Directive
Put every line of the rows below into a JSON list of strings, one string per line, leaving out blank lines.
↓↓↓
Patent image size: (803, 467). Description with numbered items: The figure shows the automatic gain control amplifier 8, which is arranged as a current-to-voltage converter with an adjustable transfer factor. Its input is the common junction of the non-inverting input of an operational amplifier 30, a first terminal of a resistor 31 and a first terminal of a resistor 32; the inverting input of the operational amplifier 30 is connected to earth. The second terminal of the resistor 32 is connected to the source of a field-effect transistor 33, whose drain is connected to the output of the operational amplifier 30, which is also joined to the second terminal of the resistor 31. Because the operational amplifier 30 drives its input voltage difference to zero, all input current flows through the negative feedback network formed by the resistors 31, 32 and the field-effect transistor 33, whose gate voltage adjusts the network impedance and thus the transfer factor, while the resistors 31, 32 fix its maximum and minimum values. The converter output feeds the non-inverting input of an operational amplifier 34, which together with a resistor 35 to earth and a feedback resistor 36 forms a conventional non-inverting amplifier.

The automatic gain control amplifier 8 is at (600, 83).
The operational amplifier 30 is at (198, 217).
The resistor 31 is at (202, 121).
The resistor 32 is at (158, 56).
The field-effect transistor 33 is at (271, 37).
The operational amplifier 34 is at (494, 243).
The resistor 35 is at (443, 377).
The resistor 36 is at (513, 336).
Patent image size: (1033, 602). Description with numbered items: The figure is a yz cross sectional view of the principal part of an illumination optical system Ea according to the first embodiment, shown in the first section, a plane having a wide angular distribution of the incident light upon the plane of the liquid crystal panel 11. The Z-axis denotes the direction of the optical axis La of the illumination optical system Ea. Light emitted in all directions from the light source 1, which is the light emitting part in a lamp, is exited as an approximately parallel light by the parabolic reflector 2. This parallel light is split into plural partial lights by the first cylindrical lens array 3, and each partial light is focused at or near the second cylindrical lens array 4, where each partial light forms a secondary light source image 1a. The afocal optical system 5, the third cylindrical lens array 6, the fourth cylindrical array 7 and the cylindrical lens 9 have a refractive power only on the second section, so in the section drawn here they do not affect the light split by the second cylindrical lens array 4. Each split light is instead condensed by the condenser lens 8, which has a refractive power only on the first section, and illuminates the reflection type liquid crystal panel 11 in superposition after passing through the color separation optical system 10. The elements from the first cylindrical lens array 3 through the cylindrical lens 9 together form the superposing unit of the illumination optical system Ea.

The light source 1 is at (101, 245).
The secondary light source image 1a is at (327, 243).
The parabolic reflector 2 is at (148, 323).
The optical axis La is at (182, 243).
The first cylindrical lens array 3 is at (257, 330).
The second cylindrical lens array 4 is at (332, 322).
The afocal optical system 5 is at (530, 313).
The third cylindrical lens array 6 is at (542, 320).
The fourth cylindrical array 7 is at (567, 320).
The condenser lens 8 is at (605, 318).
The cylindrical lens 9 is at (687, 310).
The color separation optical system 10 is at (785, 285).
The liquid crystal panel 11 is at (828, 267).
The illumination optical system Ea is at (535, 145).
↑↑↑
Problem solution
[
  "Patent image size: (803, 467). Description with numbered items: The figure shows the automatic gain control amplifier 8, which is arranged as a current-to-voltage converter with an adjustable transfer factor. Its input is the common junction of the non-inverting input of an operational amplifier 30, a first terminal of a resistor 31 and a first terminal of a resistor 32; the inverting input of the operational amplifier 30 is connected to earth. The second terminal of the resistor 32 is connected to the source of a field-effect transistor 33, whose drain is connected to the output of the operational amplifier 30, which is also joined to the second terminal of the resistor 31. Because the operational amplifier 30 drives its input voltage difference to zero, all input current flows through the negative feedback network formed by the resistors 31, 32 and the field-effect transistor 33, whose gate voltage adjusts the network impedance and thus the transfer factor, while the resistors 31, 32 fix its maximum and minimum values. The converter output feeds the non-inverting input of an operational amplifier 34, which together with a resistor 35 to earth and a feedback resistor 36 forms a conventional non-inverting amplifier.",
  "The automatic gain control amplifier 8 is at (600, 83).",
  "The operational amplifier 30 is at (198, 217).",
  "The resistor 31 is at (202, 121).",
  "The resistor 32 is at (158, 56).",
  "The field-effect transistor 33 is at (271, 37).",
  "The operational amplifier 34 is at (494, 243).",
  "The resistor 35 is at (443, 377).",
  "The resistor 36 is at (513, 336).",
  "Patent image size: (1033, 602). Description with numbered items: The figure is a yz cross sectional view of the principal part of an illumination optical system Ea according to the first embodiment, shown in the first section, a plane having a wide angular distribution of the incident light upon the plane of the liquid crystal panel 11. The Z-axis denotes the direction of the optical axis La of the illumination optical system Ea. Light emitted in all directions from the light source 1, which is the light emitting part in a lamp, is exited as an approximately parallel light by the parabolic reflector 2. This parallel light is split into plural partial lights by the first cylindrical lens array 3, and each partial light is focused at or near the second cylindrical lens array 4, where each partial light forms a secondary light source image 1a. The afocal optical system 5, the third cylindrical lens array 6, the fourth cylindrical array 7 and the cylindrical lens 9 have a refractive power only on the second section, so in the section drawn here they do not affect the light split by the second cylindrical lens array 4. Each split light is instead condensed by the condenser lens 8, which has a refractive power only on the first section, and illuminates the reflection type liquid crystal panel 11 in superposition after passing through the color separation optical system 10. The elements from the first cylindrical lens array 3 through the cylindrical lens 9 together form the superposing unit of the illumination optical system Ea.",
  "The light source 1 is at (101, 245).",
  "The secondary light source image 1a is at (327, 243).",
  "The parabolic reflector 2 is at (148, 323).",
  "The optical axis La is at (182, 243).",
  "The first cylindrical lens array 3 is at (257, 330).",
  "The second cylindrical lens array 4 is at (332, 322).",
  "The afocal optical system 5 is at (530, 313).",
  "The third cylindrical lens array 6 is at (542, 320).",
  "The fourth cylindrical array 7 is at (567, 320).",
  "The condenser lens 8 is at (605, 318).",
  "The cylindrical lens 9 is at (687, 310).",
  "The color separation optical system 10 is at (785, 285).",
  "The liquid crystal panel 11 is at (828, 267).",
  "The illumination optical system Ea is at (535, 145)."
]